Every entry that follows should be reproduced exactly.

--- Start Data to use ---

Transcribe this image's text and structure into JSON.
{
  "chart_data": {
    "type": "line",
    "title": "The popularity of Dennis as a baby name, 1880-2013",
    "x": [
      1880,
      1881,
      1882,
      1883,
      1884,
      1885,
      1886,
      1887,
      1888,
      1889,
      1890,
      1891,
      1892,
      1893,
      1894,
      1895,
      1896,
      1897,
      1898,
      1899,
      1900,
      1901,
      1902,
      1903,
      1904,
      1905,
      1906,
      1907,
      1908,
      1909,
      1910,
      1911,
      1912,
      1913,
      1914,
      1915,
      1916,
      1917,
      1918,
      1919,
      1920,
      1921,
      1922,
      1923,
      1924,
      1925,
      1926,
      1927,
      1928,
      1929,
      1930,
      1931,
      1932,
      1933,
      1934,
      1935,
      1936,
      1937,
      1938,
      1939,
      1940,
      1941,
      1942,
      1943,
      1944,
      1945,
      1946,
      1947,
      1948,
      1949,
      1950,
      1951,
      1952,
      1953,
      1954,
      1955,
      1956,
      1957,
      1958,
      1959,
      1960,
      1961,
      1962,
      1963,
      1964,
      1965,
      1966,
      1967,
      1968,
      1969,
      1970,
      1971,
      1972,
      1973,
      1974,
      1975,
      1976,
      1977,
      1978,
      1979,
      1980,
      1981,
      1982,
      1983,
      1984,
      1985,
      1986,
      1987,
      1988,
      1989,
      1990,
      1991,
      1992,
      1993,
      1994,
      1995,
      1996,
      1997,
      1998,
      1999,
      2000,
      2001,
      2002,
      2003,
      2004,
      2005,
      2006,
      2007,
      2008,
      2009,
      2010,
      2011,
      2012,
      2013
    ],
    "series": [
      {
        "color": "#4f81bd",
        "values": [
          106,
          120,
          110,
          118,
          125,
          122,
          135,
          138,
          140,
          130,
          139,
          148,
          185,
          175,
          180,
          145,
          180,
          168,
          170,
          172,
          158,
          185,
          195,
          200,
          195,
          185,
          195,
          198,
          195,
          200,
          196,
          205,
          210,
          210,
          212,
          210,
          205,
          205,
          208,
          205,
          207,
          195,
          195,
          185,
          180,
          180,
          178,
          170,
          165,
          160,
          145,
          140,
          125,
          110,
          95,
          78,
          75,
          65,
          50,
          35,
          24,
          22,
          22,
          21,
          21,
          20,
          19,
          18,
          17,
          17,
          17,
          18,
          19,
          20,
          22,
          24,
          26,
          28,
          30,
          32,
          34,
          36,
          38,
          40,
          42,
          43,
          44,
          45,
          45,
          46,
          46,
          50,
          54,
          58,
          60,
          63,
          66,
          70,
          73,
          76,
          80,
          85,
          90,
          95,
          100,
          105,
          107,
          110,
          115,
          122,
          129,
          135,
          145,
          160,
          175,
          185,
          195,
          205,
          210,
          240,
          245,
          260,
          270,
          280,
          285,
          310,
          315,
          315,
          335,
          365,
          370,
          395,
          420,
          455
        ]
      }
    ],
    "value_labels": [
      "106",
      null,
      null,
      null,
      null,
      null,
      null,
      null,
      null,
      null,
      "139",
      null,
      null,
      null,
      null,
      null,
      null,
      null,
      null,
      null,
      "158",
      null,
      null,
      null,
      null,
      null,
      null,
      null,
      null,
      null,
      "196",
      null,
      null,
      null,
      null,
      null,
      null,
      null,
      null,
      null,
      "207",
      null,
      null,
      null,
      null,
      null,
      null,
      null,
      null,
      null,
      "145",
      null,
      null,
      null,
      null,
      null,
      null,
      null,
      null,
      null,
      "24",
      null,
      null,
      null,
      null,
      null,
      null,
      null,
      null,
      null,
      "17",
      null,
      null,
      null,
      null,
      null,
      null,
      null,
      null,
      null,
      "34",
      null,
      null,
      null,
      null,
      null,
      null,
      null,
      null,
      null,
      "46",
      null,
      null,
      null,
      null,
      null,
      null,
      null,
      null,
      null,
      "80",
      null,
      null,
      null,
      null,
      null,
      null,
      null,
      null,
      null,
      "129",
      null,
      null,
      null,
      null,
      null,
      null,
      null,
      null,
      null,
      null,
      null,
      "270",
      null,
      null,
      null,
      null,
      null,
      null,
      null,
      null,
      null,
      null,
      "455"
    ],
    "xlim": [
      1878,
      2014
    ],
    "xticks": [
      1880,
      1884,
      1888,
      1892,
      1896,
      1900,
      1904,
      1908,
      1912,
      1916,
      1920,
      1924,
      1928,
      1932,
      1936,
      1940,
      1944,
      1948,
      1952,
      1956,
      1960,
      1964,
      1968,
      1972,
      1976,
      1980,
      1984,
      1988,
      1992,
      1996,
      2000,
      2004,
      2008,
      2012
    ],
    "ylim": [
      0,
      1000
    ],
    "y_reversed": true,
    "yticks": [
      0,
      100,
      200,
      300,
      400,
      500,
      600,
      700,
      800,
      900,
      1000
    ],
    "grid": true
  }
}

--- End Data to use ---

Response>
Transcribe this image's text and structure into JSON.
{
  "chart_data": {
    "type": "line",
    "title": "The popularity of Dennis as a baby name, 1880-2013",
    "x": [
      1880,
      1881,
      1882,
      1883,
      1884,
      1885,
      1886,
      1887,
      1888,
      1889,
      1890,
      1891,
      1892,
      1893,
      1894,
      1895,
      1896,
      1897,
      1898,
      1899,
      1900,
      1901,
      1902,
      1903,
      1904,
      1905,
      1906,
      1907,
      1908,
      1909,
      1910,
      1911,
      1912,
      1913,
      1914,
      1915,
      1916,
      1917,
      1918,
      1919,
      1920,
      1921,
      1922,
      1923,
      1924,
      1925,
      1926,
      1927,
      1928,
      1929,
      1930,
      1931,
      1932,
      1933,
      1934,
      1935,
      1936,
      1937,
      1938,
      1939,
      1940,
      1941,
      1942,
      1943,
      1944,
      1945,
      1946,
      1947,
      1948,
      1949,
      1950,
      1951,
      1952,
      1953,
      1954,
      1955,
      1956,
      1957,
      1958,
      1959,
      1960,
      1961,
      1962,
      1963,
      1964,
      1965,
      1966,
      1967,
      1968,
      1969,
      1970,
      1971,
      1972,
      1973,
      1974,
      1975,
      1976,
      1977,
      1978,
      1979,
      1980,
      1981,
      1982,
      1983,
      1984,
      1985,
      1986,
      1987,
      1988,
      1989,
      1990,
      1991,
      1992,
      1993,
      1994,
      1995,
      1996,
      1997,
      1998,
      1999,
      2000,
      2001,
      2002,
      2003,
      2004,
      2005,
      2006,
      2007,
      2008,
      2009,
      2010,
      2011,
      2012,
      2013
    ],
    "series": [
      {
        "color": "#4f81bd",
        "values": [
          106,
          120,
          110,
          118,
          125,
          122,
          135,
          138,
          140,
          130,
          139,
          148,
          185,
          175,
          180,
          145,
          180,
          168,
          170,
          172,
          158,
          185,
          195,
          200,
          195,
          185,
          195,
          198,
          195,
          200,
          196,
          205,
          210,
          210,
          212,
          210,
          205,
          205,
          208,
          205,
          207,
          195,
          195,
          185,
          180,
          180,
          178,
          170,
          165,
          160,
          145,
          140,
          125,
          110,
          95,
          78,
          75,
          65,
          50,
          35,
          24,
          22,
          22,
          21,
          21,
          20,
          19,
          18,
          17,
          17,
          17,
          18,
          19,
          20,
          22,
          24,
          26,
          28,
          30,
          32,
          34,
          36,
          38,
          40,
          42,
          43,
          44,
          45,
          45,
          46,
          46,
          50,
          54,
          58,
          60,
          63,
          66,
          70,
          73,
          76,
          80,
          85,
          90,
          95,
          100,
          105,
          107,
          110,
          115,
          122,
          129,
          135,
          145,
          160,
          175,
          185,
          195,
          205,
          210,
          240,
          245,
          260,
          270,
          280,
          285,
          310,
          315,
          315,
          335,
          365,
          370,
          395,
          420,
          455
        ]
      }
    ],
    "value_labels": [
      "106",
      null,
      null,
      null,
      null,
      null,
      null,
      null,
      null,
      null,
      "139",
      null,
      null,
      null,
      null,
      null,
      null,
      null,
      null,
      null,
      "158",
      null,
      null,
      null,
      null,
      null,
      null,
      null,
      null,
      null,
      "196",
      null,
      null,
      null,
      null,
      null,
      null,
      null,
      null,
      null,
      "207",
      null,
      null,
      null,
      null,
      null,
      null,
      null,
      null,
      null,
      "145",
      null,
      null,
      null,
      null,
      null,
      null,
      null,
      null,
      null,
      "24",
      null,
      null,
      null,
      null,
      null,
      null,
      null,
      null,
      null,
      "17",
      null,
      null,
      null,
      null,
      null,
      null,
      null,
      null,
      null,
      "34",
      null,
      null,
      null,
      null,
      null,
      null,
      null,
      null,
      null,
      "46",
      null,
      null,
      null,
      null,
      null,
      null,
      null,
      null,
      null,
      "80",
      null,
      null,
      null,
      null,
      null,
      null,
      null,
      null,
      null,
      "129",
      null,
      null,
      null,
      null,
      null,
      null,
      null,
      null,
      null,
      null,
      null,
      "270",
      null,
      null,
      null,
      null,
      null,
      null,
      null,
      null,
      null,
      null,
      "455"
    ],
    "xlim": [
      1878,
      2014
    ],
    "xticks": [
      1880,
      1884,
      1888,
      1892,
      1896,
      1900,
      1904,
      1908,
      1912,
      1916,
      1920,
      1924,
      1928,
      1932,
      1936,
      1940,
      1944,
      1948,
      1952,
      1956,
      1960,
      1964,
      1968,
      1972,
      1976,
      1980,
      1984,
      1988,
      1992,
      1996,
      2000,
      2004,
      2008,
      2012
    ],
    "ylim": [
      0,
      1000
    ],
    "y_reversed": true,
    "yticks": [
      0,
      100,
      200,
      300,
      400,
      500,
      600,
      700,
      800,
      900,
      1000
    ],
    "grid": true
  }
}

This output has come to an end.